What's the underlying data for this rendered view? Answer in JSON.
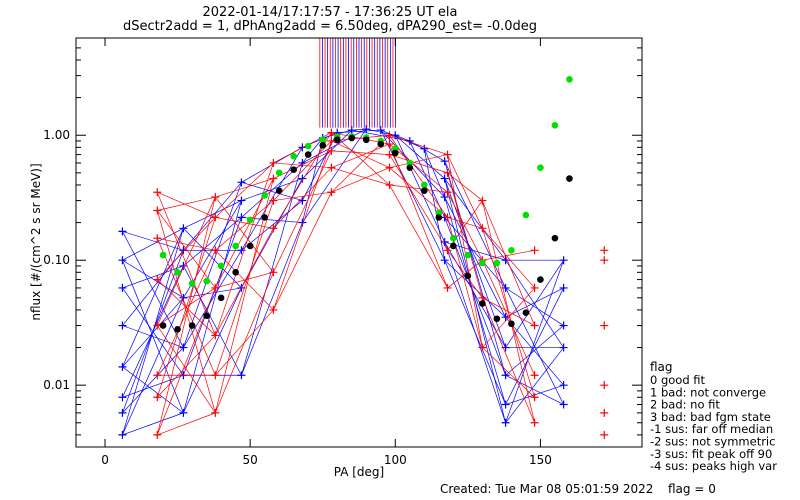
{
  "chart_data": {
    "type": "scatter",
    "title_line1": "2022-01-14/17:17:57 - 17:36:25 UT ela",
    "title_line2": "dSectr2add = 1, dPhAng2add = 6.50deg, dPA290_est=  -0.0deg",
    "xlabel": "PA [deg]",
    "ylabel": "nflux [#/(cm^2 s sr MeV)]",
    "xlim": [
      -10,
      185
    ],
    "ylim": [
      0.0032,
      6.0
    ],
    "yscale": "log",
    "x_ticks": [
      0,
      50,
      100,
      150
    ],
    "y_ticks": [
      {
        "value": 1.0,
        "label": "1.00"
      },
      {
        "value": 0.1,
        "label": "0.10"
      },
      {
        "value": 0.01,
        "label": "0.01"
      }
    ],
    "series": [
      {
        "color": "#0000ff",
        "marker": "plus",
        "x": [
          6,
          6,
          6,
          6,
          6,
          6,
          6,
          6,
          27,
          27,
          27,
          27,
          27,
          27,
          27,
          47,
          47,
          47,
          47,
          47,
          47,
          68,
          68,
          68,
          68,
          68,
          75,
          80,
          85,
          90,
          95,
          100,
          105,
          110,
          117,
          117,
          117,
          117,
          117,
          117,
          138,
          138,
          138,
          138,
          138,
          138,
          138,
          158,
          158,
          158,
          158,
          158,
          158
        ],
        "y": [
          0.17,
          0.1,
          0.06,
          0.03,
          0.014,
          0.008,
          0.006,
          0.004,
          0.18,
          0.12,
          0.09,
          0.05,
          0.02,
          0.012,
          0.006,
          0.42,
          0.3,
          0.22,
          0.12,
          0.06,
          0.012,
          0.8,
          0.6,
          0.45,
          0.3,
          0.2,
          0.95,
          1.05,
          1.1,
          1.12,
          1.1,
          1.0,
          0.9,
          0.78,
          0.62,
          0.45,
          0.32,
          0.22,
          0.14,
          0.1,
          0.1,
          0.06,
          0.035,
          0.02,
          0.012,
          0.007,
          0.005,
          0.1,
          0.06,
          0.03,
          0.02,
          0.01,
          0.007
        ]
      },
      {
        "color": "#ff0000",
        "marker": "plus",
        "x": [
          18,
          18,
          18,
          18,
          18,
          18,
          18,
          18,
          38,
          38,
          38,
          38,
          38,
          38,
          38,
          58,
          58,
          58,
          58,
          58,
          58,
          78,
          78,
          78,
          78,
          78,
          98,
          98,
          98,
          98,
          98,
          118,
          118,
          118,
          118,
          118,
          118,
          130,
          130,
          130,
          130,
          130,
          148,
          148,
          148,
          148,
          148,
          148,
          172,
          172,
          172,
          172,
          172,
          172
        ],
        "y": [
          0.35,
          0.25,
          0.15,
          0.07,
          0.03,
          0.012,
          0.008,
          0.004,
          0.32,
          0.22,
          0.12,
          0.06,
          0.025,
          0.012,
          0.006,
          0.6,
          0.45,
          0.3,
          0.18,
          0.08,
          0.04,
          1.05,
          0.9,
          0.75,
          0.55,
          0.35,
          1.0,
          0.85,
          0.7,
          0.55,
          0.4,
          0.7,
          0.5,
          0.35,
          0.22,
          0.12,
          0.06,
          0.3,
          0.18,
          0.1,
          0.05,
          0.02,
          0.12,
          0.06,
          0.03,
          0.012,
          0.008,
          0.005,
          0.12,
          0.1,
          0.03,
          0.01,
          0.006,
          0.004
        ]
      },
      {
        "color": "#00e000",
        "marker": "dot",
        "x": [
          20,
          25,
          30,
          35,
          40,
          45,
          50,
          55,
          60,
          65,
          70,
          75,
          80,
          85,
          90,
          95,
          100,
          105,
          110,
          115,
          120,
          125,
          130,
          135,
          140,
          145,
          150,
          155,
          160
        ],
        "y": [
          0.11,
          0.08,
          0.065,
          0.068,
          0.09,
          0.13,
          0.21,
          0.33,
          0.5,
          0.68,
          0.82,
          0.92,
          0.97,
          0.98,
          0.96,
          0.9,
          0.78,
          0.6,
          0.4,
          0.24,
          0.15,
          0.11,
          0.095,
          0.095,
          0.12,
          0.23,
          0.55,
          1.2,
          2.8
        ]
      },
      {
        "color": "#000000",
        "marker": "dot",
        "x": [
          20,
          25,
          30,
          35,
          40,
          45,
          50,
          55,
          60,
          65,
          70,
          75,
          80,
          85,
          90,
          95,
          100,
          105,
          110,
          115,
          120,
          125,
          130,
          135,
          140,
          145,
          150,
          155,
          160
        ],
        "y": [
          0.03,
          0.028,
          0.03,
          0.036,
          0.05,
          0.08,
          0.13,
          0.22,
          0.36,
          0.53,
          0.7,
          0.83,
          0.92,
          0.95,
          0.92,
          0.85,
          0.72,
          0.55,
          0.36,
          0.22,
          0.13,
          0.075,
          0.045,
          0.034,
          0.031,
          0.038,
          0.07,
          0.15,
          0.45
        ]
      }
    ]
  },
  "legend": {
    "title": "flag",
    "items": [
      " 0 good fit",
      " 1 bad: not converge",
      " 2 bad: no fit",
      " 3 bad: bad fgm state",
      "-1 sus: far off median",
      "-2 sus: not symmetric",
      "-3 sus: fit peak off 90",
      "-4 sus: peaks high var"
    ]
  },
  "footer": {
    "created": "Created: Tue Mar 08 05:01:59 2022",
    "flag": "flag = 0"
  }
}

--- --- ---

### GOAL
Omit the pictures, and quote the material above exactly as given.

### FULL SOLUTION
What's the underlying data for this rendered view? Answer in JSON.
{
  "chart_data": {
    "type": "scatter",
    "title_line1": "2022-01-14/17:17:57 - 17:36:25 UT ela",
    "title_line2": "dSectr2add = 1, dPhAng2add = 6.50deg, dPA290_est=  -0.0deg",
    "xlabel": "PA [deg]",
    "ylabel": "nflux [#/(cm^2 s sr MeV)]",
    "xlim": [
      -10,
      185
    ],
    "ylim": [
      0.0032,
      6.0
    ],
    "yscale": "log",
    "x_ticks": [
      0,
      50,
      100,
      150
    ],
    "y_ticks": [
      {
        "value": 1.0,
        "label": "1.00"
      },
      {
        "value": 0.1,
        "label": "0.10"
      },
      {
        "value": 0.01,
        "label": "0.01"
      }
    ],
    "series": [
      {
        "color": "#0000ff",
        "marker": "plus",
        "x": [
          6,
          6,
          6,
          6,
          6,
          6,
          6,
          6,
          27,
          27,
          27,
          27,
          27,
          27,
          27,
          47,
          47,
          47,
          47,
          47,
          47,
          68,
          68,
          68,
          68,
          68,
          75,
          80,
          85,
          90,
          95,
          100,
          105,
          110,
          117,
          117,
          117,
          117,
          117,
          117,
          138,
          138,
          138,
          138,
          138,
          138,
          138,
          158,
          158,
          158,
          158,
          158,
          158
        ],
        "y": [
          0.17,
          0.1,
          0.06,
          0.03,
          0.014,
          0.008,
          0.006,
          0.004,
          0.18,
          0.12,
          0.09,
          0.05,
          0.02,
          0.012,
          0.006,
          0.42,
          0.3,
          0.22,
          0.12,
          0.06,
          0.012,
          0.8,
          0.6,
          0.45,
          0.3,
          0.2,
          0.95,
          1.05,
          1.1,
          1.12,
          1.1,
          1.0,
          0.9,
          0.78,
          0.62,
          0.45,
          0.32,
          0.22,
          0.14,
          0.1,
          0.1,
          0.06,
          0.035,
          0.02,
          0.012,
          0.007,
          0.005,
          0.1,
          0.06,
          0.03,
          0.02,
          0.01,
          0.007
        ]
      },
      {
        "color": "#ff0000",
        "marker": "plus",
        "x": [
          18,
          18,
          18,
          18,
          18,
          18,
          18,
          18,
          38,
          38,
          38,
          38,
          38,
          38,
          38,
          58,
          58,
          58,
          58,
          58,
          58,
          78,
          78,
          78,
          78,
          78,
          98,
          98,
          98,
          98,
          98,
          118,
          118,
          118,
          118,
          118,
          118,
          130,
          130,
          130,
          130,
          130,
          148,
          148,
          148,
          148,
          148,
          148,
          172,
          172,
          172,
          172,
          172,
          172
        ],
        "y": [
          0.35,
          0.25,
          0.15,
          0.07,
          0.03,
          0.012,
          0.008,
          0.004,
          0.32,
          0.22,
          0.12,
          0.06,
          0.025,
          0.012,
          0.006,
          0.6,
          0.45,
          0.3,
          0.18,
          0.08,
          0.04,
          1.05,
          0.9,
          0.75,
          0.55,
          0.35,
          1.0,
          0.85,
          0.7,
          0.55,
          0.4,
          0.7,
          0.5,
          0.35,
          0.22,
          0.12,
          0.06,
          0.3,
          0.18,
          0.1,
          0.05,
          0.02,
          0.12,
          0.06,
          0.03,
          0.012,
          0.008,
          0.005,
          0.12,
          0.1,
          0.03,
          0.01,
          0.006,
          0.004
        ]
      },
      {
        "color": "#00e000",
        "marker": "dot",
        "x": [
          20,
          25,
          30,
          35,
          40,
          45,
          50,
          55,
          60,
          65,
          70,
          75,
          80,
          85,
          90,
          95,
          100,
          105,
          110,
          115,
          120,
          125,
          130,
          135,
          140,
          145,
          150,
          155,
          160
        ],
        "y": [
          0.11,
          0.08,
          0.065,
          0.068,
          0.09,
          0.13,
          0.21,
          0.33,
          0.5,
          0.68,
          0.82,
          0.92,
          0.97,
          0.98,
          0.96,
          0.9,
          0.78,
          0.6,
          0.4,
          0.24,
          0.15,
          0.11,
          0.095,
          0.095,
          0.12,
          0.23,
          0.55,
          1.2,
          2.8
        ]
      },
      {
        "color": "#000000",
        "marker": "dot",
        "x": [
          20,
          25,
          30,
          35,
          40,
          45,
          50,
          55,
          60,
          65,
          70,
          75,
          80,
          85,
          90,
          95,
          100,
          105,
          110,
          115,
          120,
          125,
          130,
          135,
          140,
          145,
          150,
          155,
          160
        ],
        "y": [
          0.03,
          0.028,
          0.03,
          0.036,
          0.05,
          0.08,
          0.13,
          0.22,
          0.36,
          0.53,
          0.7,
          0.83,
          0.92,
          0.95,
          0.92,
          0.85,
          0.72,
          0.55,
          0.36,
          0.22,
          0.13,
          0.075,
          0.045,
          0.034,
          0.031,
          0.038,
          0.07,
          0.15,
          0.45
        ]
      }
    ]
  },
  "legend": {
    "title": "flag",
    "items": [
      " 0 good fit",
      " 1 bad: not converge",
      " 2 bad: no fit",
      " 3 bad: bad fgm state",
      "-1 sus: far off median",
      "-2 sus: not symmetric",
      "-3 sus: fit peak off 90",
      "-4 sus: peaks high var"
    ]
  },
  "footer": {
    "created": "Created: Tue Mar 08 05:01:59 2022",
    "flag": "flag = 0"
  }
}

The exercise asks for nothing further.